Business of News

City magazines, dependent on print, face uncertain future amid wave of deals

April 18, 2017
Image via Pixabay

On my first day of work, at my first job in city magazines, Champagne was served in the lobby.

I was in the Indianapolis headquarters of Emmis Communications, home of my new employer, Indianapolis Monthly magazine. Emmis, which was predominantly a radio company, had just been named to a Best Places to Work list. But the bubbly celebration might as well have been a toast to our pillars of paper and ink. It was 2005, and city and regional magazines were fat (sometimes more than 300 pages!) with advertising. Emmis Publishing held the largest portfolio of regional titles in the country, including giants Texas Monthly and Los Angeles. Two years later, the division would post a 17-percent profit margin—almost double that of the national average for all magazines. Raises and bonuses followed.
══════════
Exercise ::
Please explain, using the article on city magazines, why the author says the Champagne served on that first day might as well have been a toast to "our pillars of paper and ink." Answer in one to three sentences.

Material shown ::
══════════
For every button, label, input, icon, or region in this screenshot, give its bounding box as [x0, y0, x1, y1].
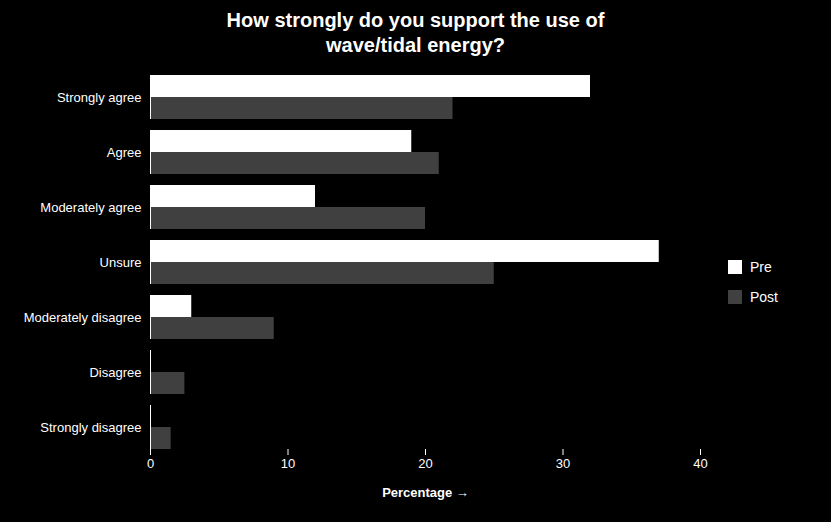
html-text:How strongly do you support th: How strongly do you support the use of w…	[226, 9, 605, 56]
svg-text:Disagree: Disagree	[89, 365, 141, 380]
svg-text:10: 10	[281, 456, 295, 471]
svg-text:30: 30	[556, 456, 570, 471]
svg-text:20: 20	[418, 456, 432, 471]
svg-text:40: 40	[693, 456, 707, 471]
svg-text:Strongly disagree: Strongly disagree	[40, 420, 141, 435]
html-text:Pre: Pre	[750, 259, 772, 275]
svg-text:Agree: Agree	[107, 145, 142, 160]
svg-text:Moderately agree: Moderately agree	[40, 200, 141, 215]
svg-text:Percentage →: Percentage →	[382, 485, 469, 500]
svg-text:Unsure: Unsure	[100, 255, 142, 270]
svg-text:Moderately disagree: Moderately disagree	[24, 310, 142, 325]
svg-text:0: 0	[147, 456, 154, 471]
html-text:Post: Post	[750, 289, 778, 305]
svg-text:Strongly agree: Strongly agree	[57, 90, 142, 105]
══════════
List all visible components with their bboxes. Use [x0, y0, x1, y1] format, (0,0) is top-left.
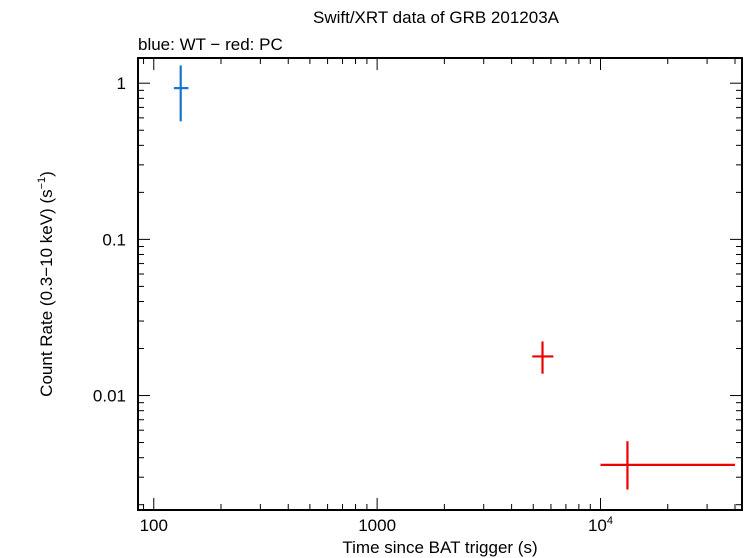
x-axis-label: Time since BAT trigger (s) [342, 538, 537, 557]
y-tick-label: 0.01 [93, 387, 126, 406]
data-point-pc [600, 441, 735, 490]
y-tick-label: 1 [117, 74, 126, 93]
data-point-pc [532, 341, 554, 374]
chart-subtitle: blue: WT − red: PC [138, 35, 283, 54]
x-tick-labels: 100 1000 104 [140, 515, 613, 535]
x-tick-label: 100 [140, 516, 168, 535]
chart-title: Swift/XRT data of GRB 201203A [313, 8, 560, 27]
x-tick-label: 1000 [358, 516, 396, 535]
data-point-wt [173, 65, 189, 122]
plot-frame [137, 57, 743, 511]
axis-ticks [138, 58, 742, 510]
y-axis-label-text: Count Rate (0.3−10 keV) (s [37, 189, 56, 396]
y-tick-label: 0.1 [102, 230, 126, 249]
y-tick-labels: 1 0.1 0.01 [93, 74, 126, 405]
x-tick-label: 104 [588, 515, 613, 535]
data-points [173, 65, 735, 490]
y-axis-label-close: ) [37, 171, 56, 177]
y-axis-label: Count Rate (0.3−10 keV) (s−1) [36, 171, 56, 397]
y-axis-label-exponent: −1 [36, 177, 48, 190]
══════════
Solution to this problem ::
It was 2005, and city and regional magazines were fat with advertising, sometimes running more than 300 pages. Print was the source of that prosperity, so the celebration effectively honored paper and ink.